⟨

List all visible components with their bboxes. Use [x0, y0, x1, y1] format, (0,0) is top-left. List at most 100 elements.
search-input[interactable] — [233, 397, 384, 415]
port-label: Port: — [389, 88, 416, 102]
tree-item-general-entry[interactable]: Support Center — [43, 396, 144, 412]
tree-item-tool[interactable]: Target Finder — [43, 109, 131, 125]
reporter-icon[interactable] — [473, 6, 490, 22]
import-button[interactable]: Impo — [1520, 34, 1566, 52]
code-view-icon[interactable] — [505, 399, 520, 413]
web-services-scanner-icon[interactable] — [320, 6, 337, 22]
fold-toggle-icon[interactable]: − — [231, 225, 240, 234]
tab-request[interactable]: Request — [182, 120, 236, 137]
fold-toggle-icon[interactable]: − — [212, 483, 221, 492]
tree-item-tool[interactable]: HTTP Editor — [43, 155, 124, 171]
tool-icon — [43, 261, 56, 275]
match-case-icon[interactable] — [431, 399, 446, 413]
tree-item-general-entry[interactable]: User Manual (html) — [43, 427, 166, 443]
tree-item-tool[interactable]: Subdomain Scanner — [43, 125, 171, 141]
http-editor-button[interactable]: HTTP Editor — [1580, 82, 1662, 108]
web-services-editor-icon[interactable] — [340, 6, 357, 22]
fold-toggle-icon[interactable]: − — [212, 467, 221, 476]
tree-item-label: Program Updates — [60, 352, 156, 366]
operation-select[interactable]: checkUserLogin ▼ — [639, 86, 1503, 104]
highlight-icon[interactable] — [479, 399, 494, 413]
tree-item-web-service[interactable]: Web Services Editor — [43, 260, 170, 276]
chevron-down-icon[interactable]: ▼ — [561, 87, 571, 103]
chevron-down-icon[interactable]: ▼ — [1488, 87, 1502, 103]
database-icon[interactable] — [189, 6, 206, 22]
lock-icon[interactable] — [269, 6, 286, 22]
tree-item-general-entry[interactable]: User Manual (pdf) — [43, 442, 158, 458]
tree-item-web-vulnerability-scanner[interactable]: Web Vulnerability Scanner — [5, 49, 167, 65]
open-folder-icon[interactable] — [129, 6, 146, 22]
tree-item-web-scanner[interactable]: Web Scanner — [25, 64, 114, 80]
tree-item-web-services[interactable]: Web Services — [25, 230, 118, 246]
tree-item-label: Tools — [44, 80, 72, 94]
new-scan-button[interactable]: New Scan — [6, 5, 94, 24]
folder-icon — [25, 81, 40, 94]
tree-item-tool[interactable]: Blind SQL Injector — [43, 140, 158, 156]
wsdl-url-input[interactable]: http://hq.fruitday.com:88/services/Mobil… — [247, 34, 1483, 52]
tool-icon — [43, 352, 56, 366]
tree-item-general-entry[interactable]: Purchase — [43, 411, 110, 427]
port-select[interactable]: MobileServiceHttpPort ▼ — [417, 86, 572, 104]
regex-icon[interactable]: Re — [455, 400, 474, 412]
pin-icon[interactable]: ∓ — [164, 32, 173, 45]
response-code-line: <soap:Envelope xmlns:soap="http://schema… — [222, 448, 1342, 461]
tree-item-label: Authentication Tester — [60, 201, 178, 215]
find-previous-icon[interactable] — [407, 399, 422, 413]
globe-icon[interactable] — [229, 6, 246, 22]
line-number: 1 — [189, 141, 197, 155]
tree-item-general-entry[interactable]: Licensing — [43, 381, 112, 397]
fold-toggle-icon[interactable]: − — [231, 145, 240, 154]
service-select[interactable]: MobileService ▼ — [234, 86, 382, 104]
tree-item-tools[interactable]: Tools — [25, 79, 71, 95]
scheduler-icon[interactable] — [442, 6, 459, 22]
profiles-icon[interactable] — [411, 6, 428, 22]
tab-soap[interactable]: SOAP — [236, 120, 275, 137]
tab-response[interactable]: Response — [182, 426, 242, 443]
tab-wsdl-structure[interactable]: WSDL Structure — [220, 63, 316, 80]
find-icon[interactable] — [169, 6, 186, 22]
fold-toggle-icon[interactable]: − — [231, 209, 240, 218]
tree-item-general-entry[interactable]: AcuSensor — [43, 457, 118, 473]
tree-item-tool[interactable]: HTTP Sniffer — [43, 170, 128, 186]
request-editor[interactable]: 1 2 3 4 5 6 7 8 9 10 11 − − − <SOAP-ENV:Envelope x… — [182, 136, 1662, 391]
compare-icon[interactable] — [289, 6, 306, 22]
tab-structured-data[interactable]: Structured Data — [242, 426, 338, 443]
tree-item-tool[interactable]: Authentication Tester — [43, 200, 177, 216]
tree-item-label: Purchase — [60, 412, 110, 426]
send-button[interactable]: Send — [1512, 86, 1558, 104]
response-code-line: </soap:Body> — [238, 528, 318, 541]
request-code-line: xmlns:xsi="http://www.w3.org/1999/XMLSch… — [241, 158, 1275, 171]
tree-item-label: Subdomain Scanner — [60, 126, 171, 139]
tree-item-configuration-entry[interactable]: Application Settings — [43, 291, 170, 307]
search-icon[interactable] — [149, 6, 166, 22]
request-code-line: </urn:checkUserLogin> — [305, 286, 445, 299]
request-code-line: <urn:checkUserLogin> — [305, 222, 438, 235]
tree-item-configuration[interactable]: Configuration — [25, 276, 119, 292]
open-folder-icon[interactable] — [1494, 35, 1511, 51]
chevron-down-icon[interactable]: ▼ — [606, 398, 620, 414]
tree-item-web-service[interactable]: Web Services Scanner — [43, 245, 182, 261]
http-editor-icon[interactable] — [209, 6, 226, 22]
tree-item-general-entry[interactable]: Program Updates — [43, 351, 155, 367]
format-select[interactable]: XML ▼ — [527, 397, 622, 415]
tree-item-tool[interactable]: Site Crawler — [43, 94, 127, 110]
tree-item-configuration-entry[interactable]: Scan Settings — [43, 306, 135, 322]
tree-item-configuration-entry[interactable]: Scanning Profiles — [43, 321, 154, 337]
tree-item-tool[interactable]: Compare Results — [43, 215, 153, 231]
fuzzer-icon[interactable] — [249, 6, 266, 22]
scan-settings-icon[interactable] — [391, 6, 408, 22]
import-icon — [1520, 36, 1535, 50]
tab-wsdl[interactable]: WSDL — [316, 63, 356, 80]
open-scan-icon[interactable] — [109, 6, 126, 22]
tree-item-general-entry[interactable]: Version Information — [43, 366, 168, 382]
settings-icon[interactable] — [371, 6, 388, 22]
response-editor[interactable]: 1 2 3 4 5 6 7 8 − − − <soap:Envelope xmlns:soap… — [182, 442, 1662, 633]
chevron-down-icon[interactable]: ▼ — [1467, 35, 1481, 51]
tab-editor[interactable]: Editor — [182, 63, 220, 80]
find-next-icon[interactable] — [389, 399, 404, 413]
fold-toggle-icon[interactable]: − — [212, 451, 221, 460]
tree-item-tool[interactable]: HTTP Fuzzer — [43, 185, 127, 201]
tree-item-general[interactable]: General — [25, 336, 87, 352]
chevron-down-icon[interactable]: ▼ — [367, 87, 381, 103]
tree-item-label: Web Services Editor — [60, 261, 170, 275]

⟩

PROBLEM DETAILS -> Rewrite all the items above, putting "arrow-down-icon" wherever "chevron-down-icon" appears and leaving every other character as it is.

TASK RESULT ->
List all visible components with their bboxes. Use [x0, y0, x1, y1] format, (0,0) is top-left. List at most 100 elements.
search-input[interactable] — [233, 397, 384, 415]
port-label: Port: — [389, 88, 416, 102]
tree-item-general-entry[interactable]: Support Center — [43, 396, 144, 412]
tree-item-tool[interactable]: Target Finder — [43, 109, 131, 125]
reporter-icon[interactable] — [473, 6, 490, 22]
import-button[interactable]: Impo — [1520, 34, 1566, 52]
code-view-icon[interactable] — [505, 399, 520, 413]
web-services-scanner-icon[interactable] — [320, 6, 337, 22]
fold-toggle-icon[interactable]: − — [231, 225, 240, 234]
tab-request[interactable]: Request — [182, 120, 236, 137]
fold-toggle-icon[interactable]: − — [212, 483, 221, 492]
tree-item-tool[interactable]: HTTP Editor — [43, 155, 124, 171]
tool-icon — [43, 261, 56, 275]
match-case-icon[interactable] — [431, 399, 446, 413]
tree-item-general-entry[interactable]: User Manual (html) — [43, 427, 166, 443]
tree-item-tool[interactable]: Subdomain Scanner — [43, 125, 171, 141]
http-editor-button[interactable]: HTTP Editor — [1580, 82, 1662, 108]
web-services-editor-icon[interactable] — [340, 6, 357, 22]
fold-toggle-icon[interactable]: − — [212, 467, 221, 476]
tree-item-label: Program Updates — [60, 352, 156, 366]
operation-select[interactable]: checkUserLogin ▼ — [639, 86, 1503, 104]
highlight-icon[interactable] — [479, 399, 494, 413]
tree-item-web-service[interactable]: Web Services Editor — [43, 260, 170, 276]
arrow-down-icon[interactable]: ▼ — [561, 87, 571, 103]
arrow-down-icon[interactable]: ▼ — [1488, 87, 1502, 103]
database-icon[interactable] — [189, 6, 206, 22]
lock-icon[interactable] — [269, 6, 286, 22]
tree-item-general-entry[interactable]: User Manual (pdf) — [43, 442, 158, 458]
tree-item-web-vulnerability-scanner[interactable]: Web Vulnerability Scanner — [5, 49, 167, 65]
open-folder-icon[interactable] — [129, 6, 146, 22]
tree-item-web-scanner[interactable]: Web Scanner — [25, 64, 114, 80]
tree-item-web-services[interactable]: Web Services — [25, 230, 118, 246]
tree-item-label: Tools — [44, 80, 72, 94]
new-scan-button[interactable]: New Scan — [6, 5, 94, 24]
folder-icon — [25, 81, 40, 94]
tree-item-tool[interactable]: Blind SQL Injector — [43, 140, 158, 156]
wsdl-url-input[interactable]: http://hq.fruitday.com:88/services/Mobil… — [247, 34, 1483, 52]
tool-icon — [43, 352, 56, 366]
tree-item-general-entry[interactable]: Purchase — [43, 411, 110, 427]
port-select[interactable]: MobileServiceHttpPort ▼ — [417, 86, 572, 104]
regex-icon[interactable]: Re — [455, 400, 474, 412]
pin-icon[interactable]: ∓ — [164, 32, 173, 45]
response-code-line: <soap:Envelope xmlns:soap="http://schema… — [222, 448, 1342, 461]
tree-item-label: Authentication Tester — [60, 201, 178, 215]
find-previous-icon[interactable] — [407, 399, 422, 413]
globe-icon[interactable] — [229, 6, 246, 22]
line-number: 1 — [189, 141, 197, 155]
tree-item-general-entry[interactable]: Licensing — [43, 381, 112, 397]
fold-toggle-icon[interactable]: − — [231, 145, 240, 154]
service-select[interactable]: MobileService ▼ — [234, 86, 382, 104]
tree-item-tools[interactable]: Tools — [25, 79, 71, 95]
scheduler-icon[interactable] — [442, 6, 459, 22]
profiles-icon[interactable] — [411, 6, 428, 22]
tab-soap[interactable]: SOAP — [236, 120, 275, 137]
tab-response[interactable]: Response — [182, 426, 242, 443]
tab-wsdl-structure[interactable]: WSDL Structure — [220, 63, 316, 80]
find-icon[interactable] — [169, 6, 186, 22]
fold-toggle-icon[interactable]: − — [231, 209, 240, 218]
tree-item-general-entry[interactable]: AcuSensor — [43, 457, 118, 473]
tree-item-tool[interactable]: HTTP Sniffer — [43, 170, 128, 186]
request-editor[interactable]: 1 2 3 4 5 6 7 8 9 10 11 − − − <SOAP-ENV:Envelope x… — [182, 136, 1662, 391]
compare-icon[interactable] — [289, 6, 306, 22]
tab-structured-data[interactable]: Structured Data — [242, 426, 338, 443]
tree-item-tool[interactable]: Authentication Tester — [43, 200, 177, 216]
tree-item-label: Purchase — [60, 412, 110, 426]
send-button[interactable]: Send — [1512, 86, 1558, 104]
response-code-line: </soap:Body> — [238, 528, 318, 541]
request-code-line: xmlns:xsi="http://www.w3.org/1999/XMLSch… — [241, 158, 1275, 171]
tree-item-label: Subdomain Scanner — [60, 126, 171, 139]
tree-item-configuration-entry[interactable]: Application Settings — [43, 291, 170, 307]
search-icon[interactable] — [149, 6, 166, 22]
request-code-line: </urn:checkUserLogin> — [305, 286, 445, 299]
request-code-line: <urn:checkUserLogin> — [305, 222, 438, 235]
tree-item-configuration[interactable]: Configuration — [25, 276, 119, 292]
open-folder-icon[interactable] — [1494, 35, 1511, 51]
arrow-down-icon[interactable]: ▼ — [606, 398, 620, 414]
tree-item-web-service[interactable]: Web Services Scanner — [43, 245, 182, 261]
http-editor-icon[interactable] — [209, 6, 226, 22]
tree-item-general-entry[interactable]: Program Updates — [43, 351, 155, 367]
format-select[interactable]: XML ▼ — [527, 397, 622, 415]
tree-item-tool[interactable]: Site Crawler — [43, 94, 127, 110]
tree-item-configuration-entry[interactable]: Scan Settings — [43, 306, 135, 322]
tree-item-configuration-entry[interactable]: Scanning Profiles — [43, 321, 154, 337]
tree-item-tool[interactable]: Compare Results — [43, 215, 153, 231]
fuzzer-icon[interactable] — [249, 6, 266, 22]
scan-settings-icon[interactable] — [391, 6, 408, 22]
import-icon — [1520, 36, 1535, 50]
tab-wsdl[interactable]: WSDL — [316, 63, 356, 80]
open-scan-icon[interactable] — [109, 6, 126, 22]
tree-item-general-entry[interactable]: Version Information — [43, 366, 168, 382]
settings-icon[interactable] — [371, 6, 388, 22]
response-editor[interactable]: 1 2 3 4 5 6 7 8 − − − <soap:Envelope xmlns:soap… — [182, 442, 1662, 633]
arrow-down-icon[interactable]: ▼ — [1467, 35, 1481, 51]
tab-editor[interactable]: Editor — [182, 63, 220, 80]
find-next-icon[interactable] — [389, 399, 404, 413]
fold-toggle-icon[interactable]: − — [212, 451, 221, 460]
tree-item-tool[interactable]: HTTP Fuzzer — [43, 185, 127, 201]
tree-item-general[interactable]: General — [25, 336, 87, 352]
arrow-down-icon[interactable]: ▼ — [367, 87, 381, 103]
tree-item-label: Web Services Editor — [60, 261, 170, 275]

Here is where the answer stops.